* [Problems to work on]
A: According to the nan_to_num documentation, why is Not a Number not equivalent to infinity in NumPy? Answer in one to three sentences.
B: Transcribe the nan_to_num documentation word for word from "Whether to create" to "be x itself.".

* [Text passage]
/---

Replace NaN with zero and infinity with large finite numbers.

If x is inexact, NaN is replaced by zero, and infinity and -infinity replaced by the respectively largest and most negative finite floating point values representable by x.dtype.

For complex dtypes, the above is applied to each of the real and imaginary components of x separately.

If x is not inexact, then no replacements are made.

Parameters:
x : scalar or array_like

Input data.

copy : bool, optional

Whether to create a copy of x (True) or to replace values in-place (False). The in-place operation only occurs if casting to an array does not require a copy. Default is True.

New in version 1.13.

Returns:
out : ndarray

x, with the non-finite values replaced. If copy is False, this may be x itself.

See also

isinf
Shows which elements are positive or negative infinity.
isneginf
Shows which elements are negative infinity.
isposinf
Shows which elements are positive infinity.
isnan
Shows which elements are Not a Number (NaN).
isfinite
Shows which elements are finite (not NaN, not infinity)

Notes

NumPy uses the IEEE Standard for Binary Floating-Point for Arithmetic (IEEE 754). This means that Not a Number is not equivalent to infinity.

Examples

>>> np.nan_to_num(np.inf)
1.7976931348623157e+308
>>> np.nan_to_num(-np.inf)
-1.7976931348623157e+308
>>> np.nan_to_num(np.nan)
0.0
>>> x = np.array([np.inf, -np.inf, np.nan, -128, 128])
>>> np.nan_to_num(x)
array([  1.79769313e+308,  -1.79769313e+308,   0.00000000e+000,
        -1.28000000e+002,   1.28000000e+002])
>>> y = np.array([complex(np.inf, np.nan), np.nan, complex(np.nan, np.inf)])
>>> np.nan_to_num(y)
array([  1.79769313e+308 +0.00000000e+000j,
         0.00000000e+000 +0.00000000e+000j,
         0.00000000e+000 +1.79769313e+308j])

\---

* [Given entries]
/---

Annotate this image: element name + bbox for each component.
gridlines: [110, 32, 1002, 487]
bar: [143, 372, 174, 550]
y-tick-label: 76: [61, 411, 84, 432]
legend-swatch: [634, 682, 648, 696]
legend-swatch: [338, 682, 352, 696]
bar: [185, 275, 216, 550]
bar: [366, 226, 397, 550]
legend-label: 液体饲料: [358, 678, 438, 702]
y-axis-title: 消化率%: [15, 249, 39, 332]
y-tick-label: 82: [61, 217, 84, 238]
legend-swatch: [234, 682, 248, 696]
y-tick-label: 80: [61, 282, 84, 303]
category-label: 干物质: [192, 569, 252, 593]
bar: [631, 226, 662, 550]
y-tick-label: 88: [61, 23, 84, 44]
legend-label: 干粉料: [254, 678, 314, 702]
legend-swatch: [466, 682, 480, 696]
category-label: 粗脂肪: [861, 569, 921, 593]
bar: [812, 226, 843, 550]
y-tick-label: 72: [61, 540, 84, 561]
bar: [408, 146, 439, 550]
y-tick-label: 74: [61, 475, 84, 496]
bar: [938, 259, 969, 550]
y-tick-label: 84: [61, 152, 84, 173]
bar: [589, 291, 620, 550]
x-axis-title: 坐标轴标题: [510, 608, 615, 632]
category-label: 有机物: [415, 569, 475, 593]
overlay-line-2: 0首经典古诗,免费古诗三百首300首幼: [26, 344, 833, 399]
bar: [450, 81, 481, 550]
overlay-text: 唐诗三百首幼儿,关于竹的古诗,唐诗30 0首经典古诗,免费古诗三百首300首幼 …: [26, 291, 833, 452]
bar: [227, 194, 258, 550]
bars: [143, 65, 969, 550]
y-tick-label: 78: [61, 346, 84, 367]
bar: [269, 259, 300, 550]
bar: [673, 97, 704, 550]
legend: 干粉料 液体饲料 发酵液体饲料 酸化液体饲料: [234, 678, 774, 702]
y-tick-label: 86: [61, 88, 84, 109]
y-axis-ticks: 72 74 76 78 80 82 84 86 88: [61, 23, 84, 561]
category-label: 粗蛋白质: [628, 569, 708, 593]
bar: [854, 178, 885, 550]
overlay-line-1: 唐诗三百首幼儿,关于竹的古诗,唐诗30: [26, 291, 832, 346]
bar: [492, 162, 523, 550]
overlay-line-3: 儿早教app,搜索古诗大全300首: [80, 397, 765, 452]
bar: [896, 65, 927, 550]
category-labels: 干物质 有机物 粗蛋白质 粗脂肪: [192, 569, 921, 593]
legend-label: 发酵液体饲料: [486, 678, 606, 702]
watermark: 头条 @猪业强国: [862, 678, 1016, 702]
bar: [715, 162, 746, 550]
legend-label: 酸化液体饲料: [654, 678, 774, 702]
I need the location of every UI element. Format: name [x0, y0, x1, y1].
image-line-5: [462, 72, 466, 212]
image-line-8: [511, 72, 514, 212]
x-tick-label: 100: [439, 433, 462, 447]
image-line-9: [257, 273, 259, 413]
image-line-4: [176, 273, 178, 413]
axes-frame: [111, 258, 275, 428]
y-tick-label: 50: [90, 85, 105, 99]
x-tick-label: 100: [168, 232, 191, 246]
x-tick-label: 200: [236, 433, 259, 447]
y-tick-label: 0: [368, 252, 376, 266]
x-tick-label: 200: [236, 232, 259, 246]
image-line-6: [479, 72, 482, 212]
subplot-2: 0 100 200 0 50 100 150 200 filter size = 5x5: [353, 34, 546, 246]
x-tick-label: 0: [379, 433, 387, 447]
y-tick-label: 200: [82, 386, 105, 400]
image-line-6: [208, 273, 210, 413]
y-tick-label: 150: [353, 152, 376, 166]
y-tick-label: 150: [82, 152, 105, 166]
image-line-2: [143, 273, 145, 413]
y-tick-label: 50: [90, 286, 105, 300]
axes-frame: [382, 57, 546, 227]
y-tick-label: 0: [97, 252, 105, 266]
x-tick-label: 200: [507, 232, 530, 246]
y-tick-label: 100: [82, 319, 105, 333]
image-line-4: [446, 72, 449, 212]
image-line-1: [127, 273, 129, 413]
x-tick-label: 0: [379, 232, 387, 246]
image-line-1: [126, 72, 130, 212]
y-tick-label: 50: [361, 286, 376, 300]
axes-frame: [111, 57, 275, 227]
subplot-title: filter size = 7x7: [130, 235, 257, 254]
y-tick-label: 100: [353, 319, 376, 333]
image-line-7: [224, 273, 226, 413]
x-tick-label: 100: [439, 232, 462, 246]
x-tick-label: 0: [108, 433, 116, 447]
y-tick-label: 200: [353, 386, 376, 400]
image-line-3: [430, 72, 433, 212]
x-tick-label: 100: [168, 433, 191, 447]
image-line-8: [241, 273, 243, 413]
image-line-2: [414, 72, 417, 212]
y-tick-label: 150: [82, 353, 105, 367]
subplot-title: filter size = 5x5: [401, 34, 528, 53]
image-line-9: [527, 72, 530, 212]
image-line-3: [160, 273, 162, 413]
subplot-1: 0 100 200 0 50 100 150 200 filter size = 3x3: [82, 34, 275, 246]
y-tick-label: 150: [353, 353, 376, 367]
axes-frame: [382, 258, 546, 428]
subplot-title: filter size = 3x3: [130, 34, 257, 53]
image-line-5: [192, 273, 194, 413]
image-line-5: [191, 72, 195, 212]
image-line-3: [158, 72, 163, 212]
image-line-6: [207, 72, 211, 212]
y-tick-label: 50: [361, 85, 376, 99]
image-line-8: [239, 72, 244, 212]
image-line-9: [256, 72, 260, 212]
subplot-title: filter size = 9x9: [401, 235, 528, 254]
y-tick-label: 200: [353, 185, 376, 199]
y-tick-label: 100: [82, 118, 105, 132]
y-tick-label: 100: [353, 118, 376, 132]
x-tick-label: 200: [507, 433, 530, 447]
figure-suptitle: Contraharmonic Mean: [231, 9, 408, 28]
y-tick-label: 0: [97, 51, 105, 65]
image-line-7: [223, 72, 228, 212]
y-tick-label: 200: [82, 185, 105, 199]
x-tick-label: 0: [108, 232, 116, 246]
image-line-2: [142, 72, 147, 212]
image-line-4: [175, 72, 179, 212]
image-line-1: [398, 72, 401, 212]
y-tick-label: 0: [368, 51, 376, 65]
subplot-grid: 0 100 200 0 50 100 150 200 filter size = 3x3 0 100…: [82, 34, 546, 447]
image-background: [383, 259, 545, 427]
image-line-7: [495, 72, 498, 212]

\---

* [Answers to the tasks]
A: Not a Number is not equivalent to infinity because NumPy uses the IEEE Standard for Binary Floating-Point for Arithmetic (IEEE 754).

B:
Whether to create a copy of x (True) or to replace values in-place (False). The in-place operation only occurs if casting to an array does not require a copy. Default is True.

New in version 1.13.

Returns:
out : ndarray

x, with the non-finite values replaced. If copy is False, this may be x itself.